§ Problem to solve
In the post about John the Faster and the title "Universal," in what year did John hold a synod at Constantinople to examine charges against Gregory, Patriarch of Antioch?

§ Extract to read
--- begin ---
Well Racer I am learning much.
I had to dig a little to find out who Pope Gregory I (the Great) was writing to. I did not understand what this title was that Gregory kept referring too and what kind of relationship Pope Gregory I had with the Bishop John (the faster) of Constantinople.
I learned that these two were friends. But when Pope Gregory I learned of the title he must have saw it as John claiming to be a pastor of all and no others were pastors. Gregory the Great is more than a little redundant in his concern with John and this title of 'Universal'.
New advent had much to say about John "the Faster" Bishop of Constantinople. See bolded...
Quote:
http://www.newadvent.org/cathen/08493a.htm
The dispute about the title was this: it was not new in John IV's
time; till then the
Bishop of Constantinople had commonly been called
’archiepískopos daì patriárches, but at various times he (and other
patriarchs) had been addressed as
o‘ikoumenikòs patriárches. H. Gelzer (Der Streit um den Titel des ökumenischen Patriarchen) thinks that it became usual in the
time of the
Acacian schism (484-519). The first known use of it applied to Constantinople is in a letter from the
monks of Antioch to John II (518-520) in 518. Before that the
Patriarch of
Alexandria had been so called by one of his
bishops at the
Robber Synod of Ephesus (in the year 449; Gelzer, op. cit., p. 568). Since 518 the whole combination,
’archiepískopos kaì o‘ikoumenikòs patriárches, is not uncommonly used in addresses to the Byzantine
patriarchs. But they had not called themselves so before John IV. There is a real difference between these two uses of a title. In addresses to other people, particularly superiors, one may always allow a margin for compliment–especially in Byzantine times. But when a man uses a title himself he sets up a formal claim to it. In 588 John the Faster held a
synod at Constantinople to examine certain charges against Gregory,
Patriarch of
Antioch (in this fact already one sees a sign of the growing
ambition of Constantinople. By what
right could Constantinople discuss the affairs of Antioch?). The Acts of this
synod appear to have been sent to
Rome; and
Pope Pelagius II (579-590) saw in them that John was described as "
--- end ---
§ Listing
--- begin ---
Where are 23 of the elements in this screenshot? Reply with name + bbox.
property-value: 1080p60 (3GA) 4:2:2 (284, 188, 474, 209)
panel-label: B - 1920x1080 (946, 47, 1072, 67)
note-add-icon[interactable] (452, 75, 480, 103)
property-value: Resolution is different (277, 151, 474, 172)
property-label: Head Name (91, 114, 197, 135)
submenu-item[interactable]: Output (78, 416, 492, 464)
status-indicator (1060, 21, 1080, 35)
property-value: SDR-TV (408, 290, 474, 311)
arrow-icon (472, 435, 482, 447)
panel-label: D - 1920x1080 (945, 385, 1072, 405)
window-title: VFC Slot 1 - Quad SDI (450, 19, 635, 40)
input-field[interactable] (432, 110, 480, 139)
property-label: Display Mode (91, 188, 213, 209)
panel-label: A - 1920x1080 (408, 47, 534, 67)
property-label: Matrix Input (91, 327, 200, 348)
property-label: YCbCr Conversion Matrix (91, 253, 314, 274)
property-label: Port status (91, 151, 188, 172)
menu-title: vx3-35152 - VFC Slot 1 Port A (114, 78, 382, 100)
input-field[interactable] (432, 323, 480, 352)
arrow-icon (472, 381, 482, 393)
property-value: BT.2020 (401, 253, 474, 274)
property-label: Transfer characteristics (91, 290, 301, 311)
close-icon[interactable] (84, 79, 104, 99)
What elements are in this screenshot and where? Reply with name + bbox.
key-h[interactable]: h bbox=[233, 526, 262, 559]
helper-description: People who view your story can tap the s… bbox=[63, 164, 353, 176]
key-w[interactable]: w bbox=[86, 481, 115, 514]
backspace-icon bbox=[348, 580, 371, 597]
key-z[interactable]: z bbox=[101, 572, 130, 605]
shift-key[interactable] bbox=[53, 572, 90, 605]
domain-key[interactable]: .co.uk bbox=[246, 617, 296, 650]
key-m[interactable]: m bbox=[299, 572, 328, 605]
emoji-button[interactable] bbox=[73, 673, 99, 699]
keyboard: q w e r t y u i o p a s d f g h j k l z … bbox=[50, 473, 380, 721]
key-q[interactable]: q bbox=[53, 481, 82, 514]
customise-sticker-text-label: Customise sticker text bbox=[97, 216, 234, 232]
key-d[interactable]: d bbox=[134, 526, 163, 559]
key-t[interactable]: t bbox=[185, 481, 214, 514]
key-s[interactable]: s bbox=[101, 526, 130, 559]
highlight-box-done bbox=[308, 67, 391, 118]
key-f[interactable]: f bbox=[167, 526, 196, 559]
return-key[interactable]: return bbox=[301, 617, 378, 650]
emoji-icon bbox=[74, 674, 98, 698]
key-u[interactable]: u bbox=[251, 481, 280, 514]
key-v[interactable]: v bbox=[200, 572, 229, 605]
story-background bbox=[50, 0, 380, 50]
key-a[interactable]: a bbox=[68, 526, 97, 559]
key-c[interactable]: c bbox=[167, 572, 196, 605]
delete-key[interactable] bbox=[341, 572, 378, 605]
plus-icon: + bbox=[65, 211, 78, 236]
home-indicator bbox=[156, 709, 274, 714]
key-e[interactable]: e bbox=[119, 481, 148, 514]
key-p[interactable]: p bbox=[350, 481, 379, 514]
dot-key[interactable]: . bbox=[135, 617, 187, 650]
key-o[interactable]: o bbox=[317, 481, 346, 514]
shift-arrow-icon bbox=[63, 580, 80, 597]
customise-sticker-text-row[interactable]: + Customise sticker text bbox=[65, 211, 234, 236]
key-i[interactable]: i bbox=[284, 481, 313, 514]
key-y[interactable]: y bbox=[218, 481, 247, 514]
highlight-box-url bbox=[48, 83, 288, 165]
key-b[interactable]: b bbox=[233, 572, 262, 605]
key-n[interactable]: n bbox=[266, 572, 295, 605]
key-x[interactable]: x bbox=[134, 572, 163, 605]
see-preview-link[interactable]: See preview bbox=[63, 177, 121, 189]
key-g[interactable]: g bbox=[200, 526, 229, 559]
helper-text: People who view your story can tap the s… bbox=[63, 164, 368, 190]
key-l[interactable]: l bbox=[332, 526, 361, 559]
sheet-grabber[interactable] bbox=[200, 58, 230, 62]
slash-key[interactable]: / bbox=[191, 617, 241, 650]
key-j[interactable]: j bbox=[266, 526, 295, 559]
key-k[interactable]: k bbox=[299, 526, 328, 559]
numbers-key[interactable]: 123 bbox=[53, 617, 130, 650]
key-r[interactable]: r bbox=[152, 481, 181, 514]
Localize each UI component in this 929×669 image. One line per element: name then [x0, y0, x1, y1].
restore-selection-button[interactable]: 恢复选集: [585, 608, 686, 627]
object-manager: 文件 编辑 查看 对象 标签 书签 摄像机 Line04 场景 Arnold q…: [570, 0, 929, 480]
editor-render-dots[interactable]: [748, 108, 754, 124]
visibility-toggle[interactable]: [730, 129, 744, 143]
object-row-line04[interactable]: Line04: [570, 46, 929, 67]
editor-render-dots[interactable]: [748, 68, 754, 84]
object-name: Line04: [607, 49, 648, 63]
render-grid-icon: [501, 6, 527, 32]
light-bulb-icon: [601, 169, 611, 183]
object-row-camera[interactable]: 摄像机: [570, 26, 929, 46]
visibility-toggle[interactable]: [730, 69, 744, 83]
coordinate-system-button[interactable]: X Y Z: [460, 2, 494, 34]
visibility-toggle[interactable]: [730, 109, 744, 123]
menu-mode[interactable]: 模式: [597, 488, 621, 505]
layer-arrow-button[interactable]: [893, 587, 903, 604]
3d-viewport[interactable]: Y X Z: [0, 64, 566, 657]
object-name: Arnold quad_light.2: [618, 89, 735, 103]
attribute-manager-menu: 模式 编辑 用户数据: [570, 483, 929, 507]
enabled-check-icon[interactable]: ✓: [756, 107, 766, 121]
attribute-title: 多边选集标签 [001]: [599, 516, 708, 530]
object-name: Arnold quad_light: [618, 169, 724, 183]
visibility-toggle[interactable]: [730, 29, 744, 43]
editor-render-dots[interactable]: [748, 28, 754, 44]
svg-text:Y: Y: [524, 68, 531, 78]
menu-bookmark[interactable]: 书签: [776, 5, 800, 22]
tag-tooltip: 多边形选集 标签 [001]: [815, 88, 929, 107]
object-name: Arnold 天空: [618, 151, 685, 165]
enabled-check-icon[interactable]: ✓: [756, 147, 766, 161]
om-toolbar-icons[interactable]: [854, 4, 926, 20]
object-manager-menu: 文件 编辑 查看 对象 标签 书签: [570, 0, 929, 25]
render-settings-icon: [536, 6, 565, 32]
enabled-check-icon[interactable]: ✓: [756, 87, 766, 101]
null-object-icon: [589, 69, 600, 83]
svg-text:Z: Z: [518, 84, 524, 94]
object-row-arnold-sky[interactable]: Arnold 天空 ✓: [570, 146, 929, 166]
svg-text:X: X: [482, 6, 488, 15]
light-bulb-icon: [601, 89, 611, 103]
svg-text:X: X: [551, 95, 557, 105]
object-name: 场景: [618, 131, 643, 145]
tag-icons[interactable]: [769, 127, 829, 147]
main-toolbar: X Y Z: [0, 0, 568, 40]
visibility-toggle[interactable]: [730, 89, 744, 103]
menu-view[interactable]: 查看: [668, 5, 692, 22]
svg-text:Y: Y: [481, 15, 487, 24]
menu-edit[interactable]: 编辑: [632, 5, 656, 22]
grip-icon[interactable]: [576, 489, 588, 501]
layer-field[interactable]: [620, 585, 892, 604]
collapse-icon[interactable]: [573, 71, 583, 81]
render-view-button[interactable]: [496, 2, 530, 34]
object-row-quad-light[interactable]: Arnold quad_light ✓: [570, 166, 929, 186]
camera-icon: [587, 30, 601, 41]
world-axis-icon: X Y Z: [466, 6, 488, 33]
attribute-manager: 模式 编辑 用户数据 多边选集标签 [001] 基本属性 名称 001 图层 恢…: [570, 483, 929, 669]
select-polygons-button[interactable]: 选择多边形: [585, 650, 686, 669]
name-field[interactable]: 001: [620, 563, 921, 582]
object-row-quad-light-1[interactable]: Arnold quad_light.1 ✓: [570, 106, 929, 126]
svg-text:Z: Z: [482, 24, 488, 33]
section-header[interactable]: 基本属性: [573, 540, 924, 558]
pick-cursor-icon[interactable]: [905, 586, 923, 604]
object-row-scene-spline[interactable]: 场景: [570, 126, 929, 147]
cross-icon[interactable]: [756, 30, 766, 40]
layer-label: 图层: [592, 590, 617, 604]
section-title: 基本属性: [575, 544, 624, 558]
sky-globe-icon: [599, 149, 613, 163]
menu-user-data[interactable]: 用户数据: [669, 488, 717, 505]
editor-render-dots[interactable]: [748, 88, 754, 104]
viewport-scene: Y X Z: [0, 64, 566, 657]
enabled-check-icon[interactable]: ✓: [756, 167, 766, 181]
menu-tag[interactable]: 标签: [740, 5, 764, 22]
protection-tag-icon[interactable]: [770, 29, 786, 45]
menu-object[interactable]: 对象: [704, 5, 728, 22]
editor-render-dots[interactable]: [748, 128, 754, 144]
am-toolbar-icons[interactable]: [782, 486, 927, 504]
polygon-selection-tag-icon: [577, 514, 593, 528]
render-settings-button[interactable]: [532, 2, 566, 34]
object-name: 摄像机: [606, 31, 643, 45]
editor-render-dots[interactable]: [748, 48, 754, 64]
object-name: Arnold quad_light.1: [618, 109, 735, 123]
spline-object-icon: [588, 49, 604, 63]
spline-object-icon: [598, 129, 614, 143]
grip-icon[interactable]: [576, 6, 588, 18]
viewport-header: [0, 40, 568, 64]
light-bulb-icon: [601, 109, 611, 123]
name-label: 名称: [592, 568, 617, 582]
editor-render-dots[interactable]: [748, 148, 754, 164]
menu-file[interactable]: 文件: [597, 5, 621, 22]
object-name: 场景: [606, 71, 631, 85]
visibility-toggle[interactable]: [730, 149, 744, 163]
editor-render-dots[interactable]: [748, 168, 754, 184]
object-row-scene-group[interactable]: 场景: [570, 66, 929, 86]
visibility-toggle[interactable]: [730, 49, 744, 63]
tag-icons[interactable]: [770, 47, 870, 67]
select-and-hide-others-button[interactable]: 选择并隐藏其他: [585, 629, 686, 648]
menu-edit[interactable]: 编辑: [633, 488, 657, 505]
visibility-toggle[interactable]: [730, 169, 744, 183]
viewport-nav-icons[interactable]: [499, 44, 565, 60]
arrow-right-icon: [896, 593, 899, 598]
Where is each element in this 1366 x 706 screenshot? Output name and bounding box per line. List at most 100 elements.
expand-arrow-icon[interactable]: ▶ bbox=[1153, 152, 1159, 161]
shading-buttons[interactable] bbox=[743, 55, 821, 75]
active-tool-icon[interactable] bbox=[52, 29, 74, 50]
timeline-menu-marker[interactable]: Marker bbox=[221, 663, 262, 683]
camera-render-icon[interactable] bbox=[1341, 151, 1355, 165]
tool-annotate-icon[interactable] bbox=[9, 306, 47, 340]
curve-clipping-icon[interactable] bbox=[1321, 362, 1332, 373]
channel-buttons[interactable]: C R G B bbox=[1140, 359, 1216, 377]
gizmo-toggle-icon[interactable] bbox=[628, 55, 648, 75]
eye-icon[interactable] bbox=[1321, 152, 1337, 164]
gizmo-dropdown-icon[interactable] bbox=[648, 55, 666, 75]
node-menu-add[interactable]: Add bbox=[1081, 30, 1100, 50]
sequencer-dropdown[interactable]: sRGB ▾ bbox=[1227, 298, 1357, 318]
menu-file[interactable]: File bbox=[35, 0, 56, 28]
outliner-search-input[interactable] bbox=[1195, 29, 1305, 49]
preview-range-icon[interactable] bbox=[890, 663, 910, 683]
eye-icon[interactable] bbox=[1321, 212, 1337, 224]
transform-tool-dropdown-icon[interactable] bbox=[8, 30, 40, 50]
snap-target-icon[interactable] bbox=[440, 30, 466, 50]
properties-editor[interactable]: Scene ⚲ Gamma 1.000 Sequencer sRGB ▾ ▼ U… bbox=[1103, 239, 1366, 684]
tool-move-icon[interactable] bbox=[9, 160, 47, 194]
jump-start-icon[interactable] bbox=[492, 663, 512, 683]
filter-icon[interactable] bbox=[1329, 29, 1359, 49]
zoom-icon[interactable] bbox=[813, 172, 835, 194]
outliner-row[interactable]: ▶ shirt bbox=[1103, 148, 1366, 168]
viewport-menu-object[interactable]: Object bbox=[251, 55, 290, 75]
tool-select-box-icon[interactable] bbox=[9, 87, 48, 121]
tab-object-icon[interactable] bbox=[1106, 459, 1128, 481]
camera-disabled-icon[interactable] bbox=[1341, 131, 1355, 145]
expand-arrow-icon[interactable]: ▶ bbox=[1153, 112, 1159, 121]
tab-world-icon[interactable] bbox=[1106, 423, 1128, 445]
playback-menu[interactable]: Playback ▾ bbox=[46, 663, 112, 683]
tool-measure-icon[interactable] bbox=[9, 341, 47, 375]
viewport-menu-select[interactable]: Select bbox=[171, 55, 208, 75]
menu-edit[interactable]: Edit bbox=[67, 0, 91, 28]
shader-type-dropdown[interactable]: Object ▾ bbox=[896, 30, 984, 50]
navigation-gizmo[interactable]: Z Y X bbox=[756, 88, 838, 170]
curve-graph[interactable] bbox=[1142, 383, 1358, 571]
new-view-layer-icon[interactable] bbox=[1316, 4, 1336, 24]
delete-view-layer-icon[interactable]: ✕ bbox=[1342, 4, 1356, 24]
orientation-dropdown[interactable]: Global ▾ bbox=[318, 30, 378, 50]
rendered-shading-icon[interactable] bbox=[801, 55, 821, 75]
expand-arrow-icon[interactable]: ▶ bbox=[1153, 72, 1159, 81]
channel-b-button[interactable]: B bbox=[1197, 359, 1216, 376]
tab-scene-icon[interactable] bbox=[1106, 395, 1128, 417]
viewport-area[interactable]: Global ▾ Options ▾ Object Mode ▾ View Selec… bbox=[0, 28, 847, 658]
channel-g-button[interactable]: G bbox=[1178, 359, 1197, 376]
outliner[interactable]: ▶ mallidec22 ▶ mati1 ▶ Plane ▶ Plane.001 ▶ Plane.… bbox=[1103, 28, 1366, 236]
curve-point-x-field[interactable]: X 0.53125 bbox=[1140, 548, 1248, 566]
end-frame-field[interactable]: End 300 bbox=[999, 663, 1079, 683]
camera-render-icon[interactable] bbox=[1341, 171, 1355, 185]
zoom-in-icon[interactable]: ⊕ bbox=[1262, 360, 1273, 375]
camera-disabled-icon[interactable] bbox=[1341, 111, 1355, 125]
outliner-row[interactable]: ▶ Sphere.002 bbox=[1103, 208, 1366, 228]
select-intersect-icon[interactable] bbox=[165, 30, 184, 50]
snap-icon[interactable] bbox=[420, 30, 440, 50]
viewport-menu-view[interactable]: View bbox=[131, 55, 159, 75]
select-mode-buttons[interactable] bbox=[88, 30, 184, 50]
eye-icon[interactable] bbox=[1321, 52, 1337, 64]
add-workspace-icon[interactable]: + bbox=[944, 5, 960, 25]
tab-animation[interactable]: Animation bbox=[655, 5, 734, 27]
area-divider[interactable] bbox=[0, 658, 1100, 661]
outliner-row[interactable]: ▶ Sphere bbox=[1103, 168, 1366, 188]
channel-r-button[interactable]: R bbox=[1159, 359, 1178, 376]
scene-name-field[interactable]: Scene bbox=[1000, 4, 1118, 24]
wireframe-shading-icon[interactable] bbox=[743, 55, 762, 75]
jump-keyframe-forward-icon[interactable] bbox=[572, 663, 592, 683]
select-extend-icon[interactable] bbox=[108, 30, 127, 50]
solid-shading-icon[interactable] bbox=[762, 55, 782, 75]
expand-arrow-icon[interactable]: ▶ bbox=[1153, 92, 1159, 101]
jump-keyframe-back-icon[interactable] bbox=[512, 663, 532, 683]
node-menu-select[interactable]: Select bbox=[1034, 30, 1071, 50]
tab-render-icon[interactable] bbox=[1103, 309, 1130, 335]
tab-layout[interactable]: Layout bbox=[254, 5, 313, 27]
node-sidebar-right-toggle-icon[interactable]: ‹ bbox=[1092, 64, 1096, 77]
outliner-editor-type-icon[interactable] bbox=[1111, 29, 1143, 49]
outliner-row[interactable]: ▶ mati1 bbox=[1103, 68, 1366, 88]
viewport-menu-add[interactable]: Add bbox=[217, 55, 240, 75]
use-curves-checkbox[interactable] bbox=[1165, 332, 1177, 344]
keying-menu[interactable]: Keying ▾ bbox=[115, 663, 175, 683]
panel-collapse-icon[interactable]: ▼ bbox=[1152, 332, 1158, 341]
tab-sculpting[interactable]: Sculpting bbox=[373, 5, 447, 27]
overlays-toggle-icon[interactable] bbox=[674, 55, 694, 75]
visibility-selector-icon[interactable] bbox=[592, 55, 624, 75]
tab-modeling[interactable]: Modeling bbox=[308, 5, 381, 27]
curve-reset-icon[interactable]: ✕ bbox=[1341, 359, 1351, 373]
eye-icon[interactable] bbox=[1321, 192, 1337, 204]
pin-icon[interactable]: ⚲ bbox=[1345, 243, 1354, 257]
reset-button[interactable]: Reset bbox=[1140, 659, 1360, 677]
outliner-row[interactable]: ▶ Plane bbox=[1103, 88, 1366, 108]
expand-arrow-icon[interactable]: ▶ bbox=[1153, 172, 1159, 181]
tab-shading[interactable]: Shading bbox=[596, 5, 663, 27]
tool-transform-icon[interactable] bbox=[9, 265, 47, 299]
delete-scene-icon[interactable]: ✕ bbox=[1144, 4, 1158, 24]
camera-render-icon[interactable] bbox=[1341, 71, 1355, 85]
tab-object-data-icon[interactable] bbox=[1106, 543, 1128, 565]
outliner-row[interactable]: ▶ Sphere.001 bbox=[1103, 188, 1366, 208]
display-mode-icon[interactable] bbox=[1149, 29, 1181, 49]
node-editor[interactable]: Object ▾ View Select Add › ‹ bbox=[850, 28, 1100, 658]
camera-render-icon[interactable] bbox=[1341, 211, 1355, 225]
--- end ---
§ Output for this exercise
588